→ **Written task**: Select all lines with the string "this" in them, and copy those lines.

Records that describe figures
-- Begin --
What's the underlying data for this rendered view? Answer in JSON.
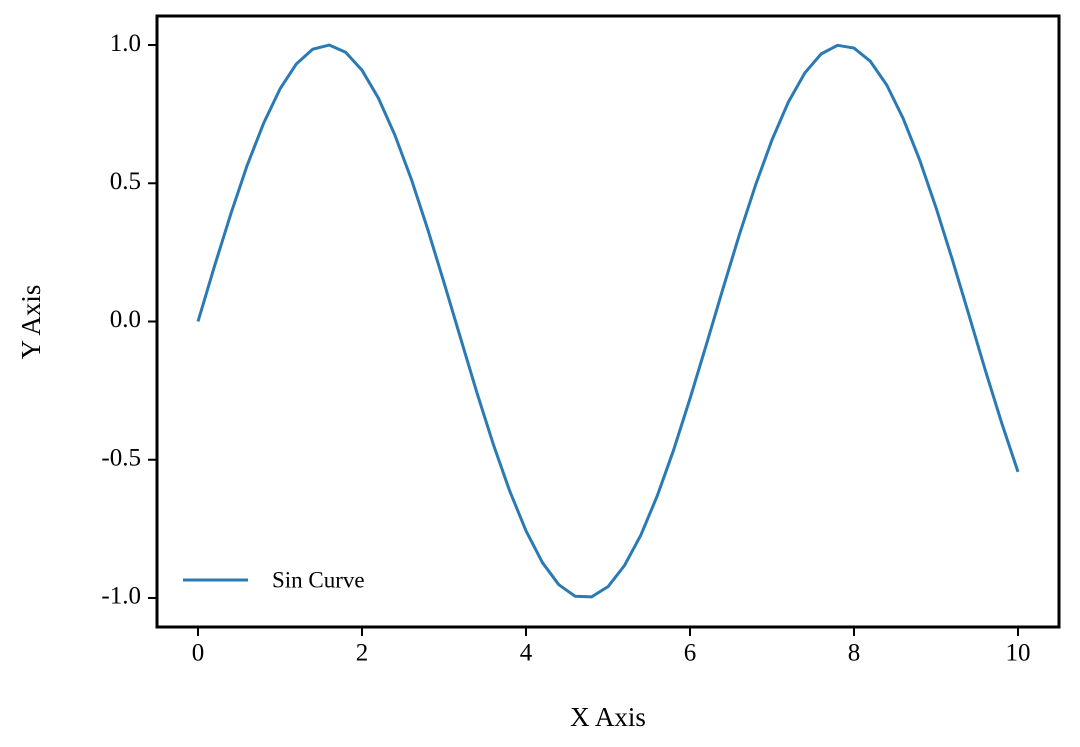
{
  "chart_data": {
    "type": "line",
    "x_label": "X Axis",
    "y_label": "Y Axis",
    "x": [
      0,
      0.2,
      0.4,
      0.6,
      0.8,
      1.0,
      1.2,
      1.4,
      1.6,
      1.8,
      2.0,
      2.2,
      2.4,
      2.6,
      2.8,
      3.0,
      3.2,
      3.4,
      3.6,
      3.8,
      4.0,
      4.2,
      4.4,
      4.6,
      4.8,
      5.0,
      5.2,
      5.4,
      5.6,
      5.8,
      6.0,
      6.2,
      6.4,
      6.6,
      6.8,
      7.0,
      7.2,
      7.4,
      7.6,
      7.8,
      8.0,
      8.2,
      8.4,
      8.6,
      8.8,
      9.0,
      9.2,
      9.4,
      9.6,
      9.8,
      10.0
    ],
    "series": [
      {
        "name": "Sin Curve",
        "color": "#2a7ab3",
        "values": [
          0,
          0.199,
          0.389,
          0.565,
          0.717,
          0.841,
          0.932,
          0.985,
          1.0,
          0.974,
          0.909,
          0.808,
          0.675,
          0.516,
          0.335,
          0.141,
          -0.058,
          -0.256,
          -0.443,
          -0.612,
          -0.757,
          -0.872,
          -0.952,
          -0.994,
          -0.996,
          -0.959,
          -0.883,
          -0.773,
          -0.631,
          -0.465,
          -0.279,
          -0.083,
          0.117,
          0.312,
          0.494,
          0.657,
          0.794,
          0.899,
          0.968,
          0.999,
          0.989,
          0.941,
          0.855,
          0.734,
          0.585,
          0.412,
          0.223,
          0.025,
          -0.175,
          -0.366,
          -0.544
        ]
      }
    ],
    "xlim": [
      -0.5,
      10.5
    ],
    "ylim": [
      -1.105,
      1.105
    ],
    "xticks": [
      0,
      2,
      4,
      6,
      8,
      10
    ],
    "yticks": [
      {
        "value": -1.0,
        "label": "-1.0"
      },
      {
        "value": -0.5,
        "label": "-0.5"
      },
      {
        "value": 0.0,
        "label": "0.0"
      },
      {
        "value": 0.5,
        "label": "0.5"
      },
      {
        "value": 1.0,
        "label": "1.0"
      }
    ],
    "grid": false,
    "legend": "lower left"
  }
}
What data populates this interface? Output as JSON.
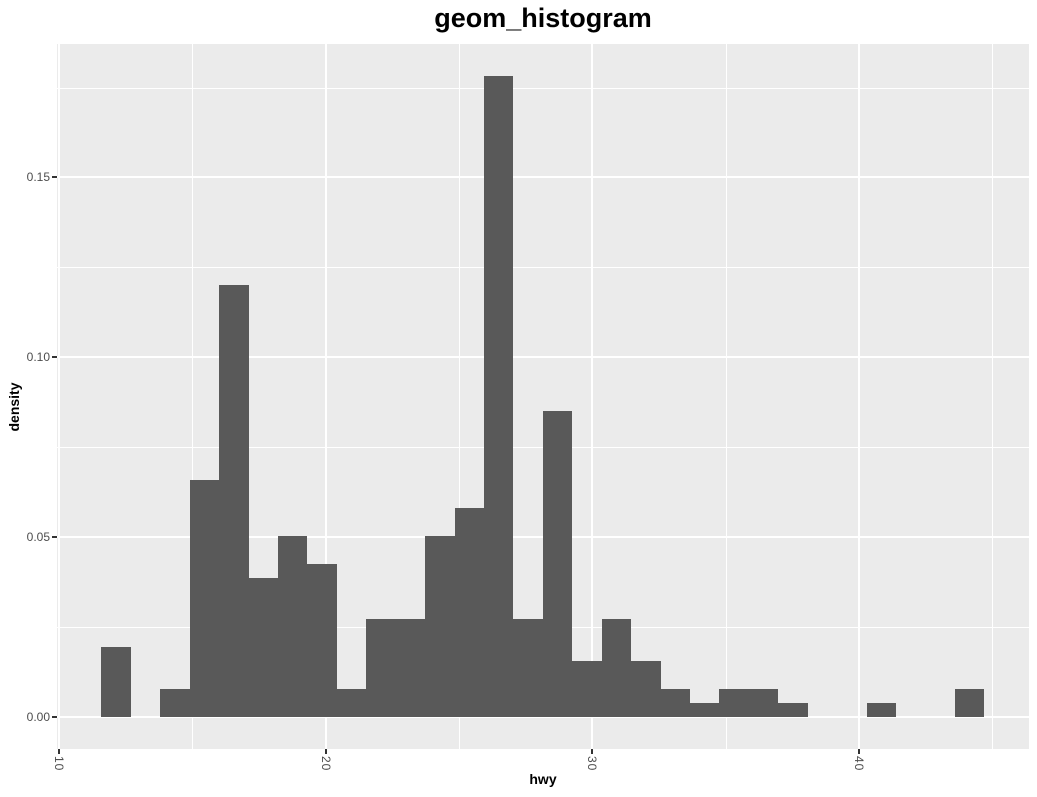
{
  "chart_data": {
    "type": "bar",
    "subtype": "histogram",
    "title": "geom_histogram",
    "xlabel": "hwy",
    "ylabel": "density",
    "xlim": [
      9.92,
      46.37
    ],
    "ylim": [
      -0.0089,
      0.1871
    ],
    "binwidth": 1.1034,
    "bin_start": 11.586,
    "grid": "on",
    "legend": "none",
    "x_axis": {
      "title": "hwy",
      "ticks": [
        {
          "value": 10,
          "label": "10"
        },
        {
          "value": 20,
          "label": "20"
        },
        {
          "value": 30,
          "label": "30"
        },
        {
          "value": 40,
          "label": "40"
        }
      ],
      "minor_gridlines": [
        15,
        25,
        35,
        45
      ],
      "tick_label_rotation_deg": 90
    },
    "y_axis": {
      "title": "density",
      "ticks": [
        {
          "value": 0.0,
          "label": "0.00"
        },
        {
          "value": 0.05,
          "label": "0.05"
        },
        {
          "value": 0.1,
          "label": "0.10"
        },
        {
          "value": 0.15,
          "label": "0.15"
        }
      ],
      "minor_gridlines": [
        0.025,
        0.075,
        0.125,
        0.175
      ]
    },
    "bins": [
      {
        "center": 12.138,
        "count": 5,
        "density": 0.01936
      },
      {
        "center": 13.241,
        "count": 0,
        "density": 0.0
      },
      {
        "center": 14.345,
        "count": 2,
        "density": 0.00775
      },
      {
        "center": 15.448,
        "count": 17,
        "density": 0.06584
      },
      {
        "center": 16.552,
        "count": 31,
        "density": 0.12006
      },
      {
        "center": 17.655,
        "count": 10,
        "density": 0.03873
      },
      {
        "center": 18.759,
        "count": 13,
        "density": 0.05035
      },
      {
        "center": 19.862,
        "count": 11,
        "density": 0.0426
      },
      {
        "center": 20.966,
        "count": 2,
        "density": 0.00775
      },
      {
        "center": 22.069,
        "count": 7,
        "density": 0.02711
      },
      {
        "center": 23.172,
        "count": 7,
        "density": 0.02711
      },
      {
        "center": 24.276,
        "count": 13,
        "density": 0.05035
      },
      {
        "center": 25.379,
        "count": 15,
        "density": 0.05809
      },
      {
        "center": 26.483,
        "count": 46,
        "density": 0.17815
      },
      {
        "center": 27.586,
        "count": 7,
        "density": 0.02711
      },
      {
        "center": 28.69,
        "count": 22,
        "density": 0.0852
      },
      {
        "center": 29.793,
        "count": 4,
        "density": 0.01549
      },
      {
        "center": 30.897,
        "count": 7,
        "density": 0.02711
      },
      {
        "center": 32.0,
        "count": 4,
        "density": 0.01549
      },
      {
        "center": 33.103,
        "count": 2,
        "density": 0.00775
      },
      {
        "center": 34.207,
        "count": 1,
        "density": 0.00387
      },
      {
        "center": 35.31,
        "count": 2,
        "density": 0.00775
      },
      {
        "center": 36.414,
        "count": 2,
        "density": 0.00775
      },
      {
        "center": 37.517,
        "count": 1,
        "density": 0.00387
      },
      {
        "center": 38.621,
        "count": 0,
        "density": 0.0
      },
      {
        "center": 39.724,
        "count": 0,
        "density": 0.0
      },
      {
        "center": 40.828,
        "count": 1,
        "density": 0.00387
      },
      {
        "center": 41.931,
        "count": 0,
        "density": 0.0
      },
      {
        "center": 43.034,
        "count": 0,
        "density": 0.0
      },
      {
        "center": 44.138,
        "count": 2,
        "density": 0.00775
      }
    ],
    "colors": {
      "bar_fill": "#595959",
      "panel_background": "#EBEBEB",
      "gridline": "#FFFFFF",
      "tick_mark": "#333333",
      "tick_label": "#4D4D4D",
      "title_text": "#000000"
    }
  }
}
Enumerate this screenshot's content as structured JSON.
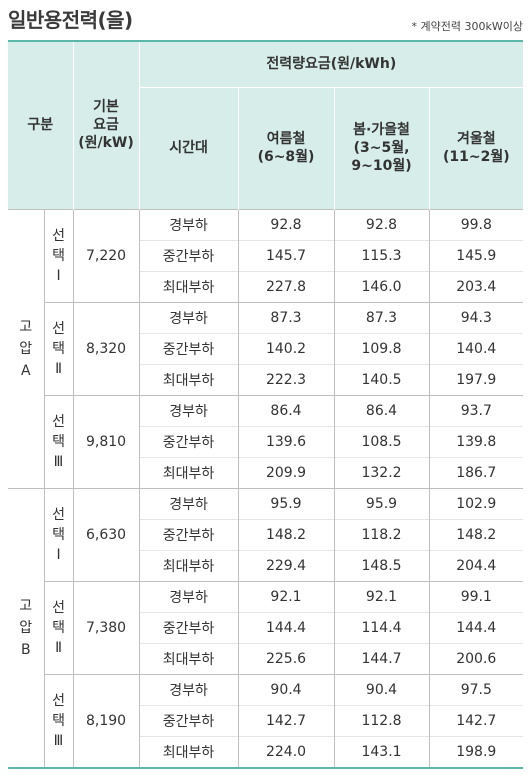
{
  "title": "일반용전력(을)",
  "note": "* 계약전력 300kW이상",
  "header": {
    "category": "구분",
    "base_fee": [
      "기본",
      "요금",
      "(원/kW)"
    ],
    "energy_fee": "전력량요금(원/kWh)",
    "time_slot": "시간대",
    "summer": [
      "여름철",
      "(6~8월)"
    ],
    "spring_fall": [
      "봄·가을철",
      "(3~5월,",
      "9~10월)"
    ],
    "winter": [
      "겨울철",
      "(11~2월)"
    ]
  },
  "groups": [
    {
      "name": [
        "고",
        "압",
        "A"
      ],
      "options": [
        {
          "label": [
            "선",
            "택",
            "Ⅰ"
          ],
          "base": "7,220",
          "rows": [
            [
              "경부하",
              "92.8",
              "92.8",
              "99.8"
            ],
            [
              "중간부하",
              "145.7",
              "115.3",
              "145.9"
            ],
            [
              "최대부하",
              "227.8",
              "146.0",
              "203.4"
            ]
          ]
        },
        {
          "label": [
            "선",
            "택",
            "Ⅱ"
          ],
          "base": "8,320",
          "rows": [
            [
              "경부하",
              "87.3",
              "87.3",
              "94.3"
            ],
            [
              "중간부하",
              "140.2",
              "109.8",
              "140.4"
            ],
            [
              "최대부하",
              "222.3",
              "140.5",
              "197.9"
            ]
          ]
        },
        {
          "label": [
            "선",
            "택",
            "Ⅲ"
          ],
          "base": "9,810",
          "rows": [
            [
              "경부하",
              "86.4",
              "86.4",
              "93.7"
            ],
            [
              "중간부하",
              "139.6",
              "108.5",
              "139.8"
            ],
            [
              "최대부하",
              "209.9",
              "132.2",
              "186.7"
            ]
          ]
        }
      ]
    },
    {
      "name": [
        "고",
        "압",
        "B"
      ],
      "options": [
        {
          "label": [
            "선",
            "택",
            "Ⅰ"
          ],
          "base": "6,630",
          "rows": [
            [
              "경부하",
              "95.9",
              "95.9",
              "102.9"
            ],
            [
              "중간부하",
              "148.2",
              "118.2",
              "148.2"
            ],
            [
              "최대부하",
              "229.4",
              "148.5",
              "204.4"
            ]
          ]
        },
        {
          "label": [
            "선",
            "택",
            "Ⅱ"
          ],
          "base": "7,380",
          "rows": [
            [
              "경부하",
              "92.1",
              "92.1",
              "99.1"
            ],
            [
              "중간부하",
              "144.4",
              "114.4",
              "144.4"
            ],
            [
              "최대부하",
              "225.6",
              "144.7",
              "200.6"
            ]
          ]
        },
        {
          "label": [
            "선",
            "택",
            "Ⅲ"
          ],
          "base": "8,190",
          "rows": [
            [
              "경부하",
              "90.4",
              "90.4",
              "97.5"
            ],
            [
              "중간부하",
              "142.7",
              "112.8",
              "142.7"
            ],
            [
              "최대부하",
              "224.0",
              "143.1",
              "198.9"
            ]
          ]
        }
      ]
    }
  ]
}
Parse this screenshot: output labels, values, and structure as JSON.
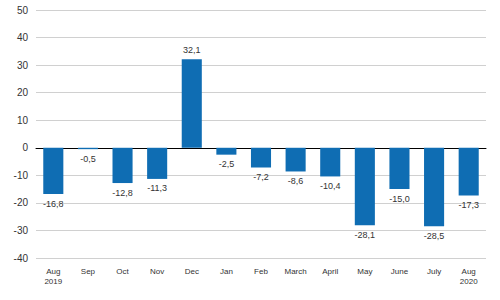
{
  "chart_data": {
    "type": "bar",
    "categories": [
      "Aug\n2019",
      "Sep",
      "Oct",
      "Nov",
      "Dec",
      "Jan",
      "Feb",
      "March",
      "April",
      "May",
      "June",
      "July",
      "Aug\n2020"
    ],
    "values": [
      -16.8,
      -0.5,
      -12.8,
      -11.3,
      32.1,
      -2.5,
      -7.2,
      -8.6,
      -10.4,
      -28.1,
      -15.0,
      -28.5,
      -17.3
    ],
    "value_labels": [
      "-16,8",
      "-0,5",
      "-12,8",
      "-11,3",
      "32,1",
      "-2,5",
      "-7,2",
      "-8,6",
      "-10,4",
      "-28,1",
      "-15,0",
      "-28,5",
      "-17,3"
    ],
    "color": "#0f6db3",
    "ylim": [
      -40,
      50
    ],
    "yticks": [
      -40,
      -30,
      -20,
      -10,
      0,
      10,
      20,
      30,
      40,
      50
    ],
    "grid": true,
    "data_labels": true
  }
}
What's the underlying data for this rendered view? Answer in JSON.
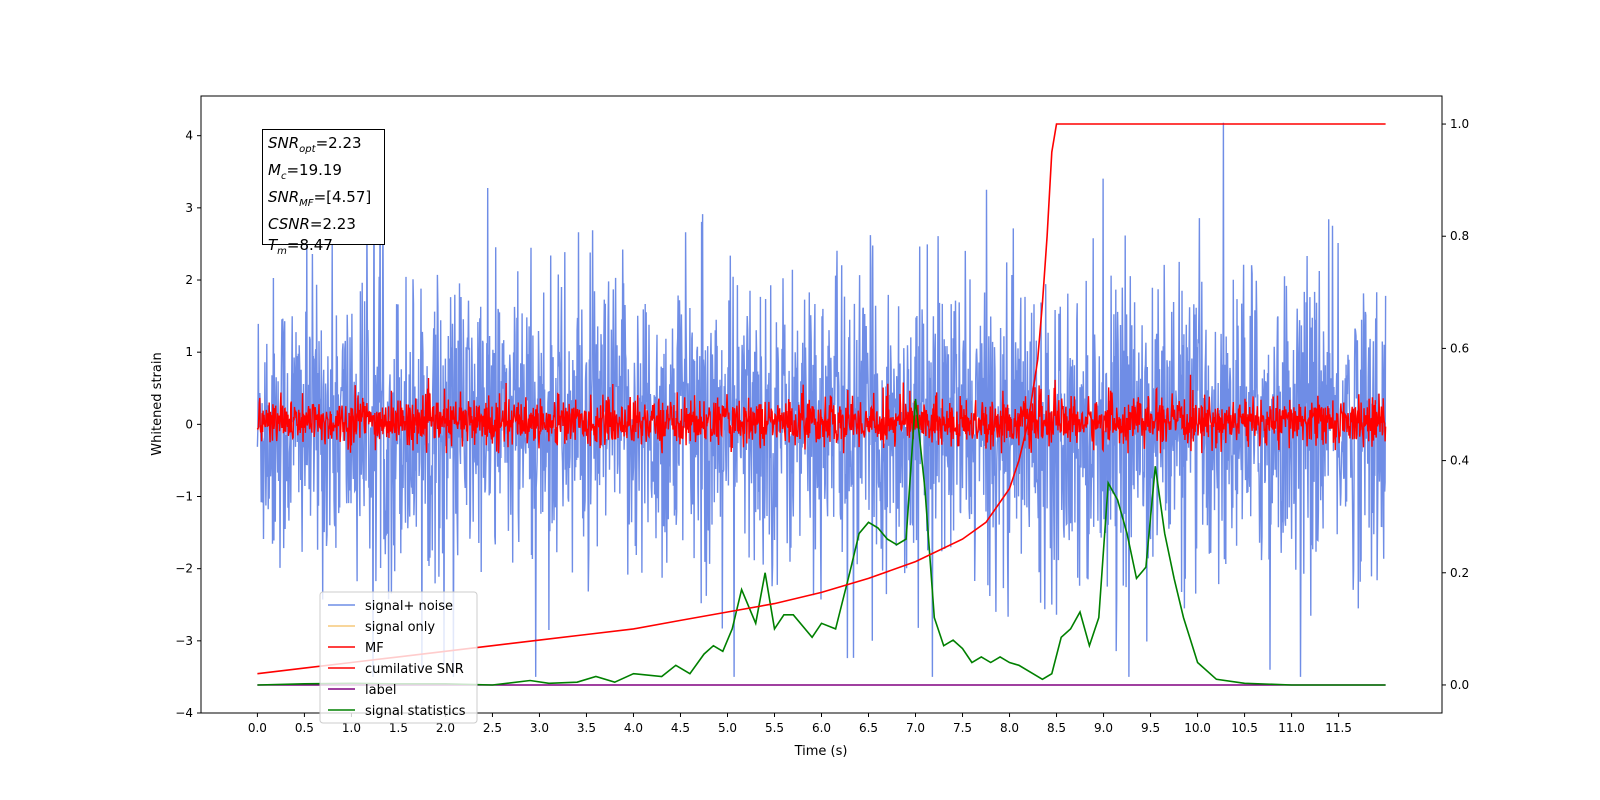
{
  "chart_data": {
    "type": "line",
    "title": "",
    "xlabel": "Time (s)",
    "ylabel": "Whitened strain",
    "ylabel_right": "",
    "xlim": [
      -0.6,
      12.6
    ],
    "ylim": [
      -4,
      4.55
    ],
    "ylim_right": [
      -0.05,
      1.05
    ],
    "x_ticks": [
      "0.0",
      "0.5",
      "1.0",
      "1.5",
      "2.0",
      "2.5",
      "3.0",
      "3.5",
      "4.0",
      "4.5",
      "5.0",
      "5.5",
      "6.0",
      "6.5",
      "7.0",
      "7.5",
      "8.0",
      "8.5",
      "9.0",
      "9.5",
      "10.0",
      "10.5",
      "11.0",
      "11.5"
    ],
    "x_tick_values": [
      0,
      0.5,
      1,
      1.5,
      2,
      2.5,
      3,
      3.5,
      4,
      4.5,
      5,
      5.5,
      6,
      6.5,
      7,
      7.5,
      8,
      8.5,
      9,
      9.5,
      10,
      10.5,
      11,
      11.5
    ],
    "y_ticks": [
      "−4",
      "−3",
      "−2",
      "−1",
      "0",
      "1",
      "2",
      "3",
      "4"
    ],
    "y_tick_values": [
      -4,
      -3,
      -2,
      -1,
      0,
      1,
      2,
      3,
      4
    ],
    "y_right_ticks": [
      "0.0",
      "0.2",
      "0.4",
      "0.6",
      "0.8",
      "1.0"
    ],
    "y_right_tick_values": [
      0,
      0.2,
      0.4,
      0.6,
      0.8,
      1.0
    ],
    "grid": false,
    "legend_position": "lower-left",
    "colors": {
      "signal_noise": "#6f8de6",
      "signal_only": "#f5c97a",
      "mf": "#ff0000",
      "cumulative": "#ff0000",
      "label": "#800080",
      "stats": "#008000"
    },
    "series": [
      {
        "name": "signal+ noise",
        "axis": "left",
        "note": "noise band",
        "amplitude_range": [
          -3.5,
          4.18
        ],
        "x_range": [
          0,
          12
        ]
      },
      {
        "name": "signal only",
        "axis": "left"
      },
      {
        "name": "MF",
        "axis": "left",
        "amplitude_range": [
          -0.4,
          1.0
        ],
        "x_range": [
          0,
          12
        ]
      },
      {
        "name": "cumilative SNR",
        "axis": "right",
        "x": [
          0,
          0.5,
          1,
          1.5,
          2,
          2.5,
          3,
          3.5,
          4,
          4.5,
          5,
          5.5,
          6,
          6.5,
          7,
          7.5,
          7.75,
          8,
          8.1,
          8.2,
          8.3,
          8.35,
          8.4,
          8.45,
          8.5,
          9,
          10,
          11,
          12
        ],
        "values": [
          0.02,
          0.03,
          0.04,
          0.05,
          0.06,
          0.07,
          0.08,
          0.09,
          0.1,
          0.115,
          0.13,
          0.145,
          0.165,
          0.19,
          0.22,
          0.26,
          0.29,
          0.35,
          0.4,
          0.47,
          0.58,
          0.68,
          0.8,
          0.95,
          1.0,
          1.0,
          1.0,
          1.0,
          1.0
        ]
      },
      {
        "name": "label",
        "axis": "right",
        "x": [
          0,
          12
        ],
        "values": [
          0,
          0
        ]
      },
      {
        "name": "signal statistics",
        "axis": "right",
        "x": [
          0,
          0.5,
          1,
          1.5,
          2,
          2.5,
          2.9,
          3.1,
          3.4,
          3.6,
          3.8,
          4.0,
          4.3,
          4.45,
          4.6,
          4.75,
          4.85,
          4.95,
          5.05,
          5.15,
          5.3,
          5.4,
          5.5,
          5.6,
          5.7,
          5.9,
          6.0,
          6.15,
          6.3,
          6.4,
          6.5,
          6.6,
          6.7,
          6.8,
          6.9,
          7.0,
          7.1,
          7.2,
          7.3,
          7.4,
          7.5,
          7.6,
          7.7,
          7.8,
          7.9,
          8.0,
          8.1,
          8.25,
          8.35,
          8.45,
          8.55,
          8.65,
          8.75,
          8.85,
          8.95,
          9.05,
          9.15,
          9.25,
          9.35,
          9.45,
          9.55,
          9.65,
          9.75,
          9.85,
          10.0,
          10.2,
          10.5,
          11,
          11.5,
          12
        ],
        "values": [
          0,
          0.002,
          0.003,
          0.002,
          0.002,
          0,
          0.008,
          0.003,
          0.005,
          0.015,
          0.005,
          0.02,
          0.015,
          0.035,
          0.02,
          0.055,
          0.07,
          0.06,
          0.1,
          0.17,
          0.11,
          0.2,
          0.1,
          0.125,
          0.125,
          0.085,
          0.11,
          0.1,
          0.2,
          0.27,
          0.29,
          0.28,
          0.26,
          0.25,
          0.26,
          0.51,
          0.35,
          0.12,
          0.07,
          0.08,
          0.065,
          0.04,
          0.05,
          0.04,
          0.05,
          0.04,
          0.035,
          0.02,
          0.01,
          0.02,
          0.085,
          0.1,
          0.13,
          0.07,
          0.12,
          0.36,
          0.33,
          0.27,
          0.19,
          0.21,
          0.39,
          0.27,
          0.19,
          0.12,
          0.04,
          0.01,
          0.003,
          0,
          0,
          0
        ]
      }
    ]
  },
  "info_box": {
    "lines": [
      {
        "sym": "SNR",
        "sub": "opt",
        "value": "=2.23"
      },
      {
        "sym": "M",
        "sub": "c",
        "value": "=19.19"
      },
      {
        "sym": "SNR",
        "sub": "MF",
        "value": "=[4.57]"
      },
      {
        "sym": "CSNR",
        "sub": "",
        "value": "=2.23"
      },
      {
        "sym": "T",
        "sub": "m",
        "value": "=8.47"
      }
    ]
  }
}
-- End --
→ **Reply to the task**:
What's the underlying data for this rendered view? Answer in JSON.
What data populates this interface? Output as JSON.
Enumerate this screenshot's content as structured JSON.
Parse this screenshot: output labels, values, and structure as JSON.
What's the underlying data for this rendered view? Answer in JSON.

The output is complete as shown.